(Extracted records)
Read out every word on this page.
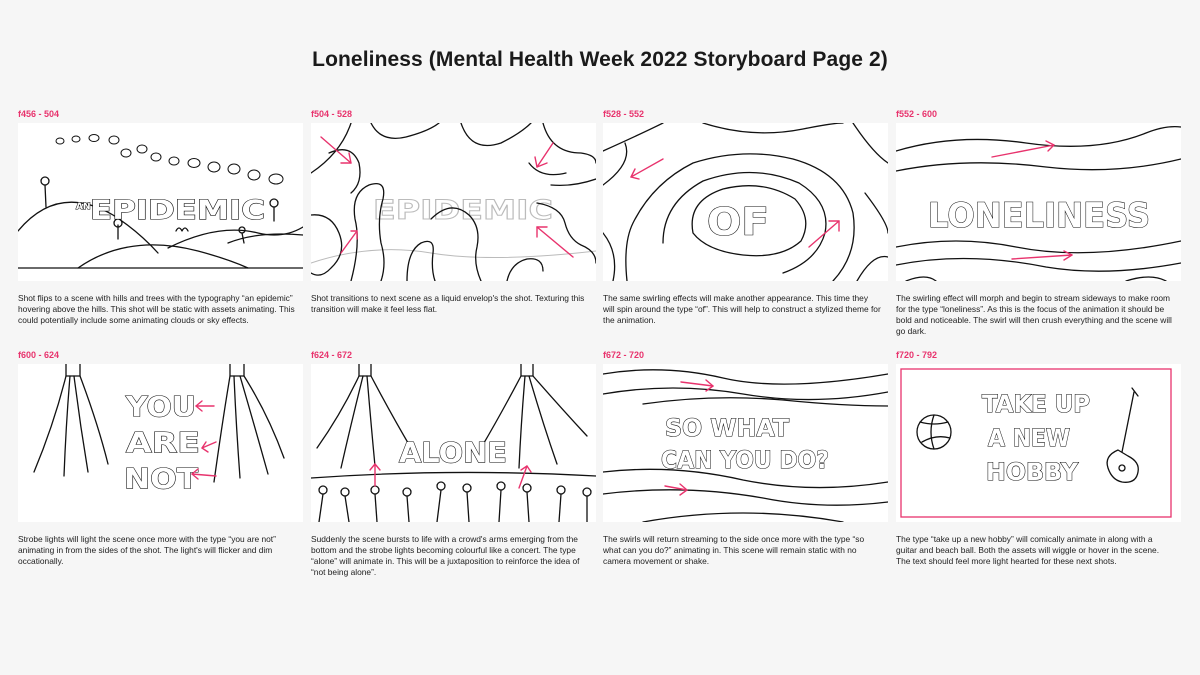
Loneliness (Mental Health Week 2022 Storyboard Page 2)
f456 - 504
AN EPIDEMIC
Shot flips to a scene with hills and trees with the typography “an epidemic” hovering above the hills. This shot will be static with assets animating. This could potentially include some animating clouds or sky effects.
f504 - 528
EPIDEMIC
Shot transitions to next scene as a liquid envelop's the shot. Texturing this transition will make it feel less flat.
f528 - 552
OF
The same swirling effects will make another appearance. This time they will spin around the type “of”. This will help to construct a stylized theme for the animation.
f552 - 600
LONELINESS
The swirling effect will morph and begin to stream sideways to make room for the type “loneliness”. As this is the focus of the animation it should be bold and noticeable. The swirl will then crush everything and the scene will go dark.
f600 - 624
YOU
ARE
NOT
Strobe lights will light the scene once more with the type “you are not” animating in from the sides of the shot. The light's will flicker and dim occationally.
f624 - 672
ALONE
Suddenly the scene bursts to life with a crowd's arms emerging from the bottom and the strobe lights becoming colourful like a concert. The type “alone” will animate in. This will be a juxtaposition to reinforce the idea of “not being alone”.
f672 - 720
SO WHAT
CAN YOU DO?
The swirls will return streaming to the side once more with the type “so what can you do?” animating in. This scene will remain static with no camera movement or shake.
f720 - 792
TAKE UP
A NEW
HOBBY
The type “take up a new hobby” will comically animate in along with a guitar and beach ball. Both the assets will wiggle or hover in the scene. The text should feel more light hearted for these next shots.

**Aim of the task**
Pick out every line of the listing containing the word "will", and show those lines.

**Exercise answer**
Shot flips to a scene with hills and trees with the typography “an epidemic” hovering above the hills. This shot will be static with assets animating. This could potentially include some animating clouds or sky effects.
Shot transitions to next scene as a liquid envelop's the shot. Texturing this transition will make it feel less flat.
The same swirling effects will make another appearance. This time they will spin around the type “of”. This will help to construct a stylized theme for the animation.
The swirling effect will morph and begin to stream sideways to make room for the type “loneliness”. As this is the focus of the animation it should be bold and noticeable. The swirl will then crush everything and the scene will go dark.
Strobe lights will light the scene once more with the type “you are not” animating in from the sides of the shot. The light's will flicker and dim occationally.
Suddenly the scene bursts to life with a crowd's arms emerging from the bottom and the strobe lights becoming colourful like a concert. The type “alone” will animate in. This will be a juxtaposition to reinforce the idea of “not being alone”.
The swirls will return streaming to the side once more with the type “so what can you do?” animating in. This scene will remain static with no camera movement or shake.
The type “take up a new hobby” will comically animate in along with a guitar and beach ball. Both the assets will wiggle or hover in the scene. The text should feel more light hearted for these next shots.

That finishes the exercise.